GIVEN INSTRUCTION: Determine how many lines of this material contain "JSON". Give only the number.
++++ EXTRACTED ENTRIES
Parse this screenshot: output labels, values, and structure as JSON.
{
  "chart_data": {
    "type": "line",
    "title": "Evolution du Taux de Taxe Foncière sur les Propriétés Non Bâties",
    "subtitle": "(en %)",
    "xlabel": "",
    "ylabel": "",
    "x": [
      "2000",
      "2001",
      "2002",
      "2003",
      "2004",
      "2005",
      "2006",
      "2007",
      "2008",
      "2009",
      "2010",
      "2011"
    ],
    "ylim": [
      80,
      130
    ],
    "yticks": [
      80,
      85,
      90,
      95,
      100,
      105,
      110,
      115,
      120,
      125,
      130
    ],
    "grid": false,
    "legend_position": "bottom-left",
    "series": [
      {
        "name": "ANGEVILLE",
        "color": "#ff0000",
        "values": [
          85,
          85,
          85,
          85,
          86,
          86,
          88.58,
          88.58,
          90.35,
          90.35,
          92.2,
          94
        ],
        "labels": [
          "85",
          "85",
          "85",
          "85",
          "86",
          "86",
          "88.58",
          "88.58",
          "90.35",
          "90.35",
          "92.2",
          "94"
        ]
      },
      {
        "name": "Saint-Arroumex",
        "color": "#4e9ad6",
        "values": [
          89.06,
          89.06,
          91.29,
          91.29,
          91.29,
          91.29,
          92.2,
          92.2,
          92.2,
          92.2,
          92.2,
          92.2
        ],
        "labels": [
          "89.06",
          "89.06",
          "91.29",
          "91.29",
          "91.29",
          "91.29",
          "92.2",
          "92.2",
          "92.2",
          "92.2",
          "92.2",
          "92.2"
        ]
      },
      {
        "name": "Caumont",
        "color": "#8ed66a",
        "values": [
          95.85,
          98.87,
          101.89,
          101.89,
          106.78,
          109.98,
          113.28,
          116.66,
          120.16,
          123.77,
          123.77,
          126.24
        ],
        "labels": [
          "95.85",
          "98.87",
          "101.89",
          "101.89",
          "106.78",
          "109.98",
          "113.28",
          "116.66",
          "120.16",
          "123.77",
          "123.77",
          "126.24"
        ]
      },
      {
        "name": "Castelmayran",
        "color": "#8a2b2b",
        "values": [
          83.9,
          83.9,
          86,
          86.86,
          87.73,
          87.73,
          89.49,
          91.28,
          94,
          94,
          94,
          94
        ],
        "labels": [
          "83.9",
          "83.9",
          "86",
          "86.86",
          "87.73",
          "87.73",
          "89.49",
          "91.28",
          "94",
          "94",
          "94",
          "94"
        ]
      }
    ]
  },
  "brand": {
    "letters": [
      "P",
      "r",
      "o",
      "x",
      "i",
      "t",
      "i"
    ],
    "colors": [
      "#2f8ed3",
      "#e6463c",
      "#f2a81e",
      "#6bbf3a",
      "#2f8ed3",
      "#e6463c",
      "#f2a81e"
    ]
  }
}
++++++++
++++ EXTRACTED ENTRIES
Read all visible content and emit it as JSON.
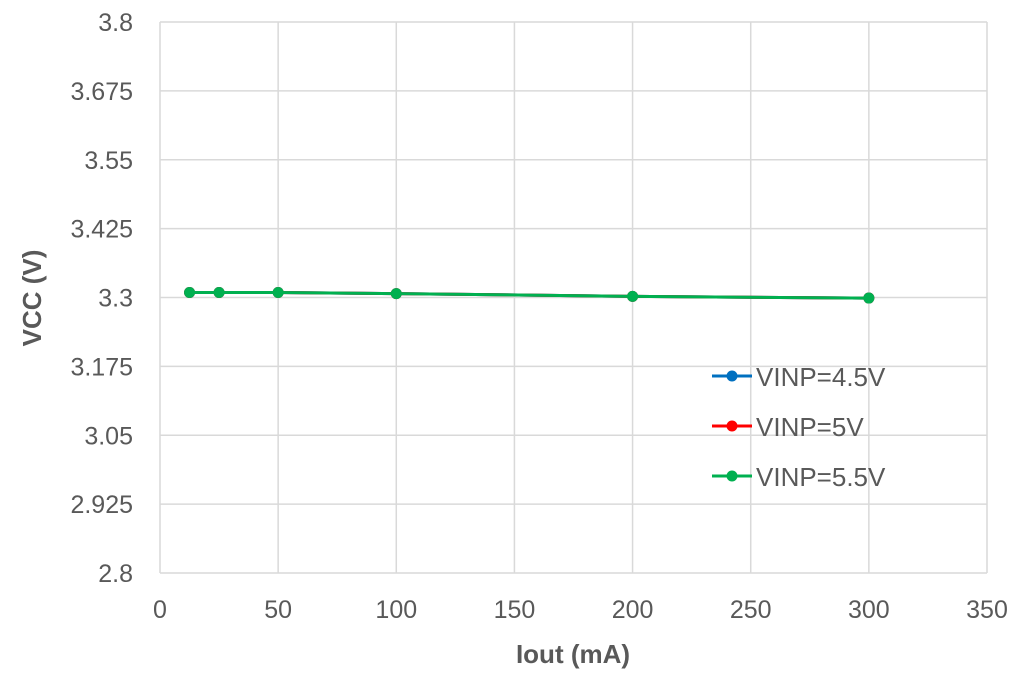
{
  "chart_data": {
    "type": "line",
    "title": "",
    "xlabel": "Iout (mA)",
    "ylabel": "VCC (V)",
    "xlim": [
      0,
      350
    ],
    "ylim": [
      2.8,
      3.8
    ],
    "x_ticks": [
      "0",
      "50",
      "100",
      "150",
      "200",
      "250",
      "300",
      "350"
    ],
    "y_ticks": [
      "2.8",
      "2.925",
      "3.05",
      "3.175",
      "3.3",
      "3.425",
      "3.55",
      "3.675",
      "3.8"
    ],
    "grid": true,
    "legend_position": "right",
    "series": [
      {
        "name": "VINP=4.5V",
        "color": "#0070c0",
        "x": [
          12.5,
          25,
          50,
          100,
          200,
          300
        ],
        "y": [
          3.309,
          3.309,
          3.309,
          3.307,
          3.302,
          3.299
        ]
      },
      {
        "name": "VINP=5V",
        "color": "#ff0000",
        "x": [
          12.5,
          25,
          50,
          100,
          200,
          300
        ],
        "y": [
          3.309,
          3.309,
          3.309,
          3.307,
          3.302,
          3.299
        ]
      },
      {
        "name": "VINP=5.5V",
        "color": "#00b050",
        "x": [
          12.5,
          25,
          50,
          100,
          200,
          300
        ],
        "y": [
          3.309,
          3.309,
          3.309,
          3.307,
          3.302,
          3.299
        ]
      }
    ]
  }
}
++++++++
COMPLETE ANSWER: 2